> **Data provided**
## start
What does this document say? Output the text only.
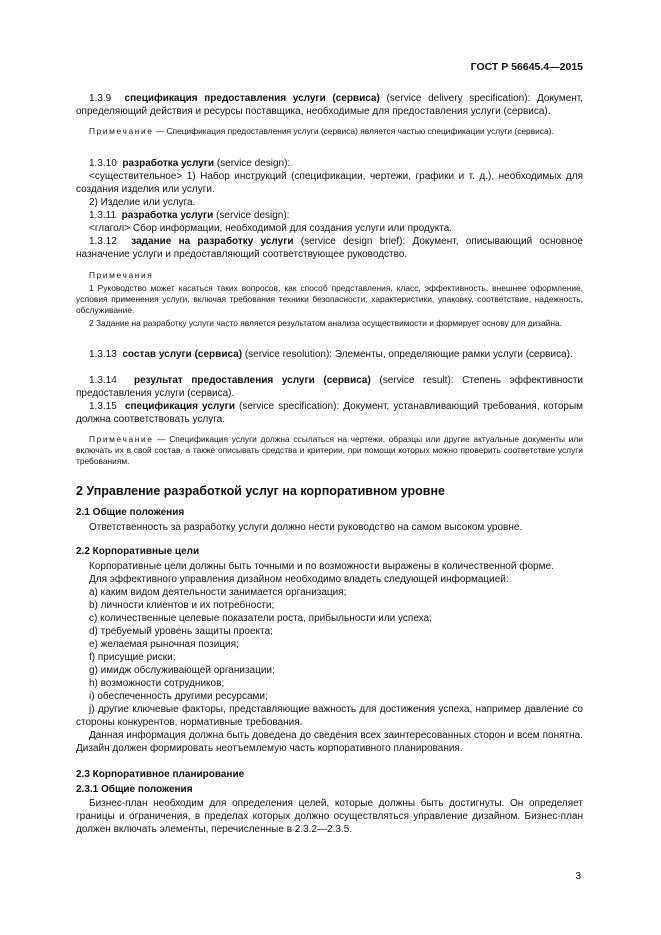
ГОСТ Р 56645.4—2015

1.3.9 спецификация предоставления услуги (сервиса) (service delivery specification): Документ, определяющий действия и ресурсы поставщика, необходимые для предоставления услуги (сервиса).

Примечание — Спецификация предоставления услуги (сервиса) является частью спецификации услуги (сервиса).

1.3.10 разработка услуги (service design):

<существительное> 1) Набор инструкций (спецификации, чертежи, графики и т. д.), необходимых для создания изделия или услуги.

2) Изделие или услуга.

1.3.11 разработка услуги (service design):

<глагол> Сбор информации, необходимой для создания услуги или продукта.

1.3.12 задание на разработку услуги (service design brief): Документ, описывающий основное назначение услуги и предоставляющий соответствующее руководство.

Примечания

1 Руководство может касаться таких вопросов, как способ представления, класс, эффективность, внешнее оформление, условия применения услуги, включая требования техники безопасности, характеристики, упаковку, соответствие, надежность, обслуживание.

2 Задание на разработку услуги часто является результатом анализа осуществимости и формирует основу для дизайна.

1.3.13 состав услуги (сервиса) (service resolution): Элементы, определяющие рамки услуги (сервиса).

1.3.14 результат предоставления услуги (сервиса) (service result): Степень эффективности предоставления услуги (сервиса).

1.3.15 спецификация услуги (service specification): Документ, устанавливающий требования, которым должна соответствовать услуга.

Примечание — Спецификация услуги должна ссылаться на чертежи, образцы или другие актуальные документы или включать их в свой состав, а также описывать средства и критерии, при помощи которых можно проверить соответствие услуги требованиям.

2 Управление разработкой услуг на корпоративном уровне
2.1 Общие положения

Ответственность за разработку услуги должно нести руководство на самом высоком уровне.

2.2 Корпоративные цели

Корпоративные цели должны быть точными и по возможности выражены в количественной форме.

Для эффективного управления дизайном необходимо владеть следующей информацией:

а) каким видом деятельности занимается организация;

b) личности клиентов и их потребности;

с) количественные целевые показатели роста, прибыльности или успеха;

d) требуемый уровень защиты проекта;

е) желаемая рыночная позиция;

f) присущие риски;

g) имидж обслуживающей организации;

h) возможности сотрудников;

i) обеспеченность другими ресурсами;

j) другие ключевые факторы, представляющие важность для достижения успеха, например давление со стороны конкурентов, нормативные требования.

Данная информация должна быть доведена до сведения всех заинтересованных сторон и всем понятна. Дизайн должен формировать неотъемлемую часть корпоративного планирования.

2.3 Корпоративное планирование
2.3.1 Общие положения

Бизнес-план необходим для определения целей, которые должны быть достигнуты. Он определяет границы и ограничения, в пределах которых должно осуществляться управление дизайном. Бизнес-план должен включать элементы, перечисленные в 2.3.2—2.3.5.

3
## end
Look through the entries above for the word "создания". Copy every line where it shows up.

<существительное> 1) Набор инструкций (спецификации, чертежи, графики и т. д.), необходимых для создания изделия или услуги.
<глагол> Сбор информации, необходимой для создания услуги или продукта.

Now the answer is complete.